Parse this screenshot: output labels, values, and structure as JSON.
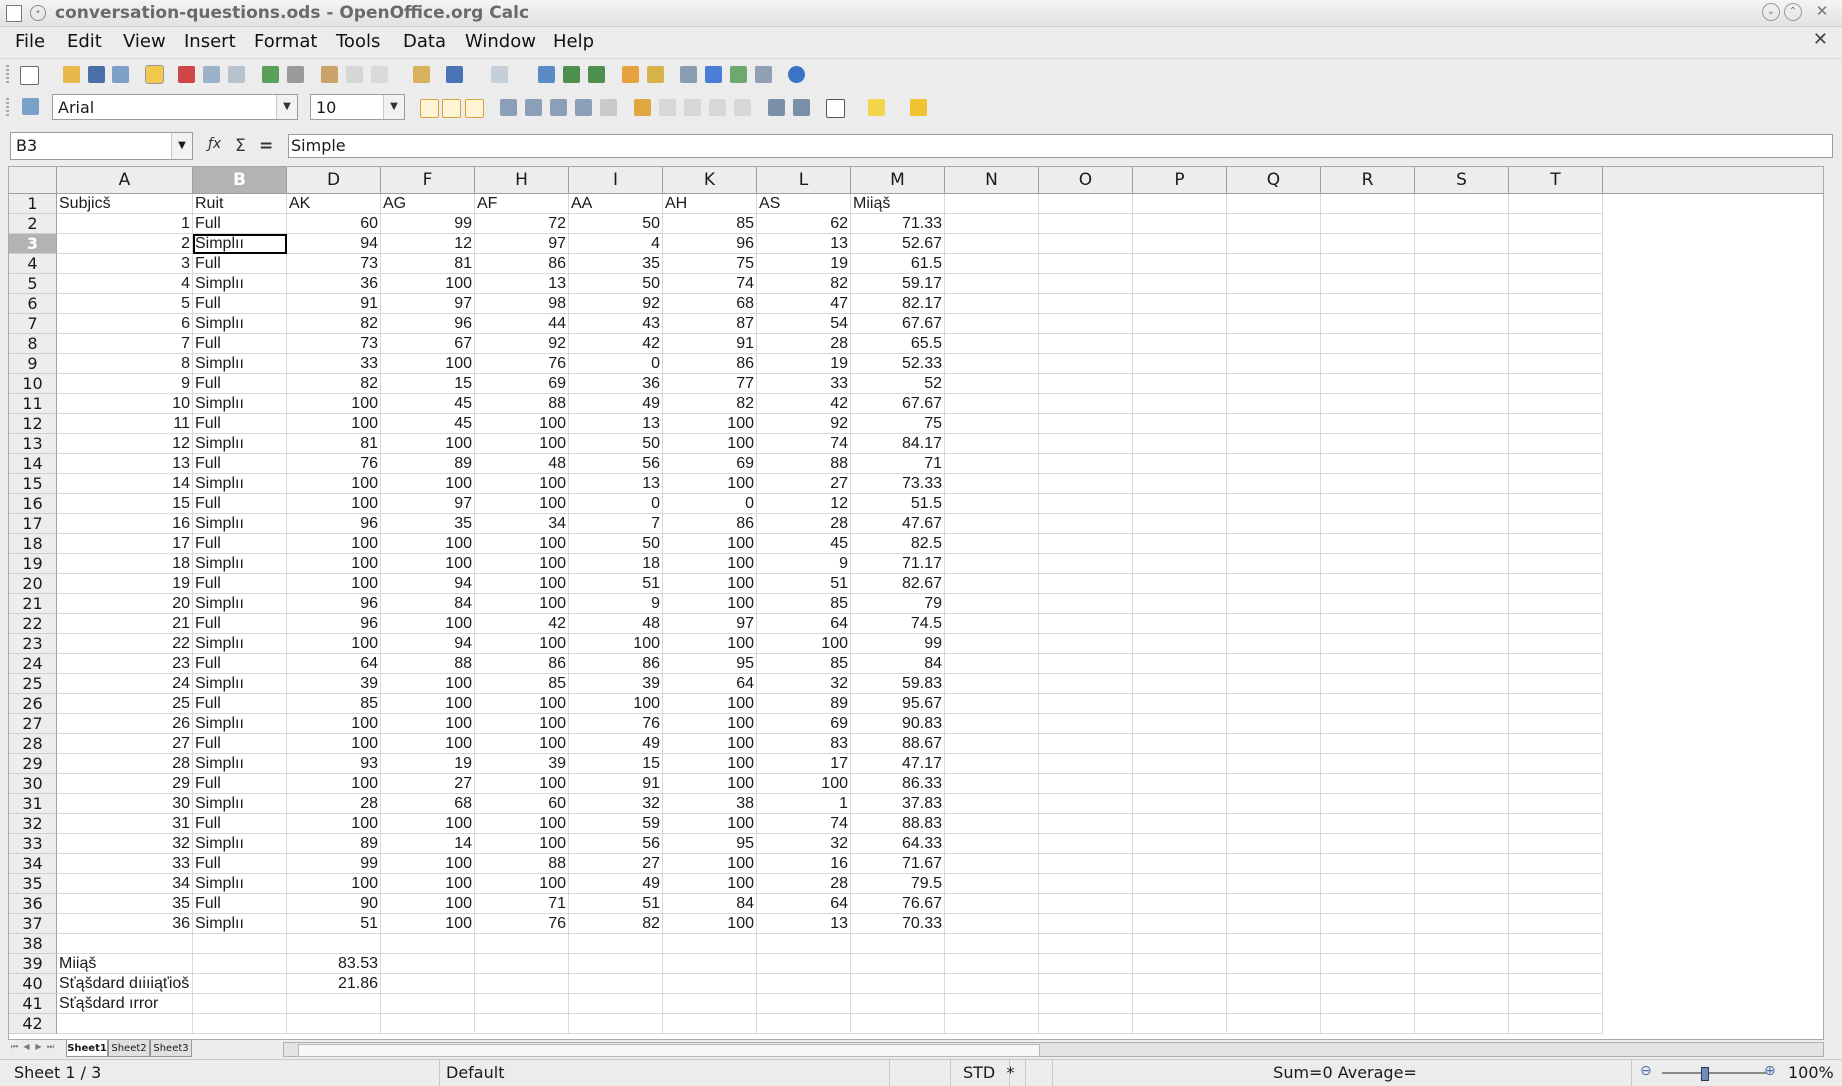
{
  "window": {
    "title": "conversation-questions.ods - OpenOffice.org Calc"
  },
  "menu": [
    "File",
    "Edit",
    "View",
    "Insert",
    "Format",
    "Tools",
    "Data",
    "Window",
    "Help"
  ],
  "toolbar": {
    "font_name": "Arial",
    "font_size": "10"
  },
  "formula_bar": {
    "cell_ref": "B3",
    "content": "Simple"
  },
  "columns": [
    "A",
    "B",
    "D",
    "F",
    "H",
    "I",
    "K",
    "L",
    "M",
    "N",
    "O",
    "P",
    "Q",
    "R",
    "S",
    "T"
  ],
  "selected_column": "B",
  "selected_row": 3,
  "header_row": [
    "Subjicš",
    "Ruit",
    "AK",
    "AG",
    "AF",
    "AA",
    "AH",
    "AS",
    "Miiąš"
  ],
  "data_rows": [
    [
      1,
      "Full",
      60,
      99,
      72,
      50,
      85,
      62,
      "71.33"
    ],
    [
      2,
      "Simplıı",
      94,
      12,
      97,
      4,
      96,
      13,
      "52.67"
    ],
    [
      3,
      "Full",
      73,
      81,
      86,
      35,
      75,
      19,
      "61.5"
    ],
    [
      4,
      "Simplıı",
      36,
      100,
      13,
      50,
      74,
      82,
      "59.17"
    ],
    [
      5,
      "Full",
      91,
      97,
      98,
      92,
      68,
      47,
      "82.17"
    ],
    [
      6,
      "Simplıı",
      82,
      96,
      44,
      43,
      87,
      54,
      "67.67"
    ],
    [
      7,
      "Full",
      73,
      67,
      92,
      42,
      91,
      28,
      "65.5"
    ],
    [
      8,
      "Simplıı",
      33,
      100,
      76,
      0,
      86,
      19,
      "52.33"
    ],
    [
      9,
      "Full",
      82,
      15,
      69,
      36,
      77,
      33,
      "52"
    ],
    [
      10,
      "Simplıı",
      100,
      45,
      88,
      49,
      82,
      42,
      "67.67"
    ],
    [
      11,
      "Full",
      100,
      45,
      100,
      13,
      100,
      92,
      "75"
    ],
    [
      12,
      "Simplıı",
      81,
      100,
      100,
      50,
      100,
      74,
      "84.17"
    ],
    [
      13,
      "Full",
      76,
      89,
      48,
      56,
      69,
      88,
      "71"
    ],
    [
      14,
      "Simplıı",
      100,
      100,
      100,
      13,
      100,
      27,
      "73.33"
    ],
    [
      15,
      "Full",
      100,
      97,
      100,
      0,
      0,
      12,
      "51.5"
    ],
    [
      16,
      "Simplıı",
      96,
      35,
      34,
      7,
      86,
      28,
      "47.67"
    ],
    [
      17,
      "Full",
      100,
      100,
      100,
      50,
      100,
      45,
      "82.5"
    ],
    [
      18,
      "Simplıı",
      100,
      100,
      100,
      18,
      100,
      9,
      "71.17"
    ],
    [
      19,
      "Full",
      100,
      94,
      100,
      51,
      100,
      51,
      "82.67"
    ],
    [
      20,
      "Simplıı",
      96,
      84,
      100,
      9,
      100,
      85,
      "79"
    ],
    [
      21,
      "Full",
      96,
      100,
      42,
      48,
      97,
      64,
      "74.5"
    ],
    [
      22,
      "Simplıı",
      100,
      94,
      100,
      100,
      100,
      100,
      "99"
    ],
    [
      23,
      "Full",
      64,
      88,
      86,
      86,
      95,
      85,
      "84"
    ],
    [
      24,
      "Simplıı",
      39,
      100,
      85,
      39,
      64,
      32,
      "59.83"
    ],
    [
      25,
      "Full",
      85,
      100,
      100,
      100,
      100,
      89,
      "95.67"
    ],
    [
      26,
      "Simplıı",
      100,
      100,
      100,
      76,
      100,
      69,
      "90.83"
    ],
    [
      27,
      "Full",
      100,
      100,
      100,
      49,
      100,
      83,
      "88.67"
    ],
    [
      28,
      "Simplıı",
      93,
      19,
      39,
      15,
      100,
      17,
      "47.17"
    ],
    [
      29,
      "Full",
      100,
      27,
      100,
      91,
      100,
      100,
      "86.33"
    ],
    [
      30,
      "Simplıı",
      28,
      68,
      60,
      32,
      38,
      1,
      "37.83"
    ],
    [
      31,
      "Full",
      100,
      100,
      100,
      59,
      100,
      74,
      "88.83"
    ],
    [
      32,
      "Simplıı",
      89,
      14,
      100,
      56,
      95,
      32,
      "64.33"
    ],
    [
      33,
      "Full",
      99,
      100,
      88,
      27,
      100,
      16,
      "71.67"
    ],
    [
      34,
      "Simplıı",
      100,
      100,
      100,
      49,
      100,
      28,
      "79.5"
    ],
    [
      35,
      "Full",
      90,
      100,
      71,
      51,
      84,
      64,
      "76.67"
    ],
    [
      36,
      "Simplıı",
      51,
      100,
      76,
      82,
      100,
      13,
      "70.33"
    ]
  ],
  "summary_rows": [
    {
      "label": "Miiąš",
      "value": "83.53"
    },
    {
      "label": "Sťąšdard dıiıiąťioš",
      "value": "21.86"
    },
    {
      "label": "Sťąšdard ırror",
      "value": ""
    }
  ],
  "sheet_tabs": [
    "Sheet1",
    "Sheet2",
    "Sheet3"
  ],
  "status": {
    "sheet": "Sheet 1 / 3",
    "style": "Default",
    "mode": "STD",
    "modified": "*",
    "sum": "Sum=0 Average=",
    "zoom": "100%"
  },
  "colors": {
    "selected_header": "#b3b3b3",
    "grid_line": "#d8d8d8"
  }
}
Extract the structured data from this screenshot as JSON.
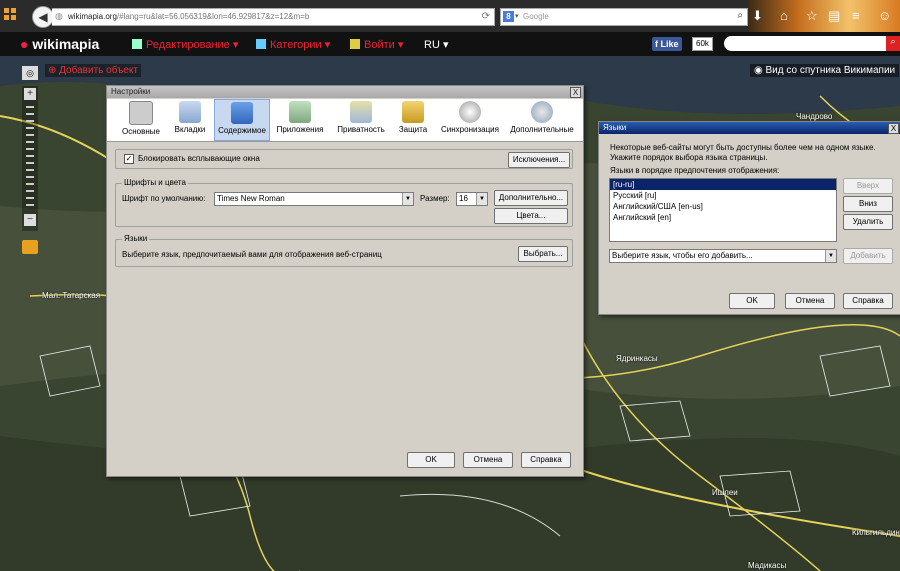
{
  "browser": {
    "url_domain": "wikimapia.org",
    "url_rest": "/#lang=ru&lat=56.056319&lon=46.929817&z=12&m=b",
    "search_placeholder": "Google",
    "search_engine_badge": "8"
  },
  "wikimapia": {
    "logo": "wikimapia",
    "menu": [
      {
        "label": "Редактирование ▾"
      },
      {
        "label": "Категории ▾"
      },
      {
        "label": "Войти ▾"
      }
    ],
    "lang": "RU ▾",
    "fb_like": "Like",
    "fb_count": "60k",
    "add_object": "Добавить объект",
    "satellite_view": "Вид со спутника Викимапии"
  },
  "map_labels": {
    "mal_tatarskaya": "Мал. Татарская",
    "yadrinkasy": "Ядринкасы",
    "ishlei": "Ишлеи",
    "madikasy": "Мадикасы",
    "chandrovo": "Чандрово",
    "kilgildino": "Кильгильдино"
  },
  "settings_dialog": {
    "title": "Настройки",
    "close": "X",
    "categories": [
      {
        "label": "Основные",
        "icon": "general-icon"
      },
      {
        "label": "Вкладки",
        "icon": "tabs-icon"
      },
      {
        "label": "Содержимое",
        "icon": "content-icon"
      },
      {
        "label": "Приложения",
        "icon": "applications-icon"
      },
      {
        "label": "Приватность",
        "icon": "privacy-mask-icon"
      },
      {
        "label": "Защита",
        "icon": "lock-icon"
      },
      {
        "label": "Синхронизация",
        "icon": "sync-icon"
      },
      {
        "label": "Дополнительные",
        "icon": "gear-icon"
      }
    ],
    "block_popups_label": "Блокировать всплывающие окна",
    "exceptions_button": "Исключения...",
    "fonts_group_title": "Шрифты и цвета",
    "default_font_label": "Шрифт по умолчанию:",
    "default_font_value": "Times New Roman",
    "size_label": "Размер:",
    "size_value": "16",
    "advanced_button": "Дополнительно...",
    "colors_button": "Цвета...",
    "languages_group_title": "Языки",
    "languages_desc": "Выберите язык, предпочитаемый вами для отображения веб-страниц",
    "choose_button": "Выбрать...",
    "ok": "OK",
    "cancel": "Отмена",
    "help": "Справка"
  },
  "languages_dialog": {
    "title": "Языки",
    "close": "X",
    "description_line1": "Некоторые веб-сайты могут быть доступны более чем на одном языке.",
    "description_line2": "Укажите порядок выбора языка страницы.",
    "list_label": "Языки в порядке предпочтения отображения:",
    "languages": [
      "[ru-ru]",
      "Русский  [ru]",
      "Английский/США  [en-us]",
      "Английский  [en]"
    ],
    "up_button": "Вверх",
    "down_button": "Вниз",
    "remove_button": "Удалить",
    "add_select_placeholder": "Выберите язык, чтобы его добавить...",
    "add_button": "Добавить",
    "ok": "OK",
    "cancel": "Отмена",
    "help": "Справка"
  }
}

----------

* [EXERCISE OBJECTIVE] Search the listing for the word "icon" and return each line that holds it.

* [FINAL RESULT]
        "icon": "general-icon"
        "icon": "tabs-icon"
        "icon": "content-icon"
        "icon": "applications-icon"
        "icon": "privacy-mask-icon"
        "icon": "lock-icon"
        "icon": "sync-icon"
        "icon": "gear-icon"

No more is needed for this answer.